======== THE DATA
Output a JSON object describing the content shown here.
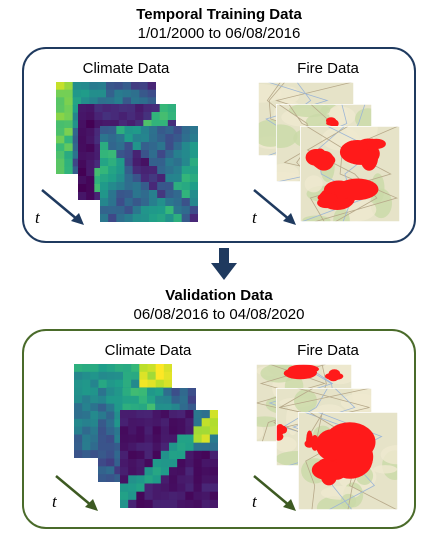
{
  "training": {
    "title": "Temporal Training Data",
    "range": "1/01/2000 to 06/08/2016",
    "climate_label": "Climate Data",
    "fire_label": "Fire Data",
    "time_label": "t",
    "border_color": "#1f3a5f"
  },
  "validation": {
    "title": "Validation Data",
    "range": "06/08/2016 to 04/08/2020",
    "climate_label": "Climate Data",
    "fire_label": "Fire Data",
    "time_label": "t",
    "border_color": "#4a6b2a"
  },
  "flow_arrow": {
    "icon": "down-arrow-icon",
    "color": "#1f3a5f"
  },
  "colors": {
    "fire": "#ff1a1a",
    "map_background": "#e6e3c8",
    "climate_low": "#440154",
    "climate_high": "#fde725"
  }
}
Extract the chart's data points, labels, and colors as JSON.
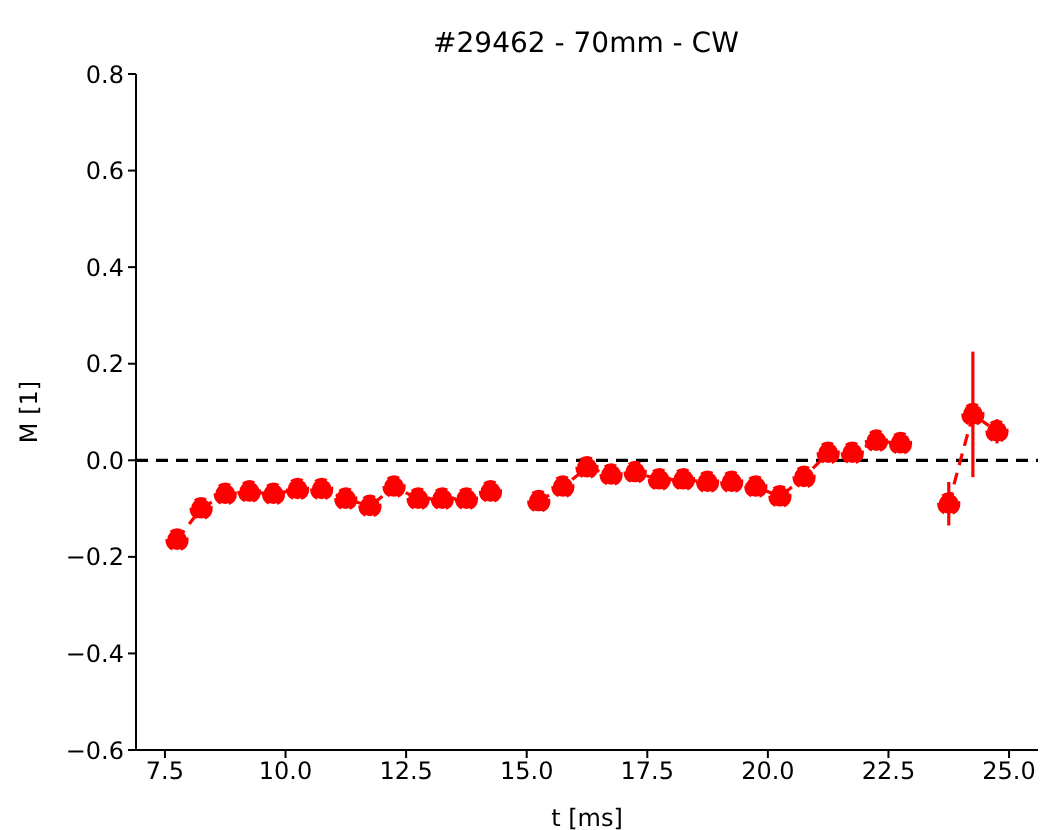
================
WHAT YOU SHOULD DO:
Copy every line of the data word for word, omitting the images.

ANSWER TO THIS TASK:
Output a JSON object describing the content shown here.
{
  "training": {
    "title": "Temporal Training Data",
    "range": "1/01/2000 to 06/08/2016",
    "climate_label": "Climate Data",
    "fire_label": "Fire Data",
    "time_label": "t",
    "border_color": "#1f3a5f"
  },
  "validation": {
    "title": "Validation Data",
    "range": "06/08/2016 to 04/08/2020",
    "climate_label": "Climate Data",
    "fire_label": "Fire Data",
    "time_label": "t",
    "border_color": "#4a6b2a"
  },
  "flow_arrow": {
    "icon": "down-arrow-icon",
    "color": "#1f3a5f"
  },
  "colors": {
    "fire": "#ff1a1a",
    "map_background": "#e6e3c8",
    "climate_low": "#440154",
    "climate_high": "#fde725"
  }
}
Extract the chart's data points, labels, and colors as JSON.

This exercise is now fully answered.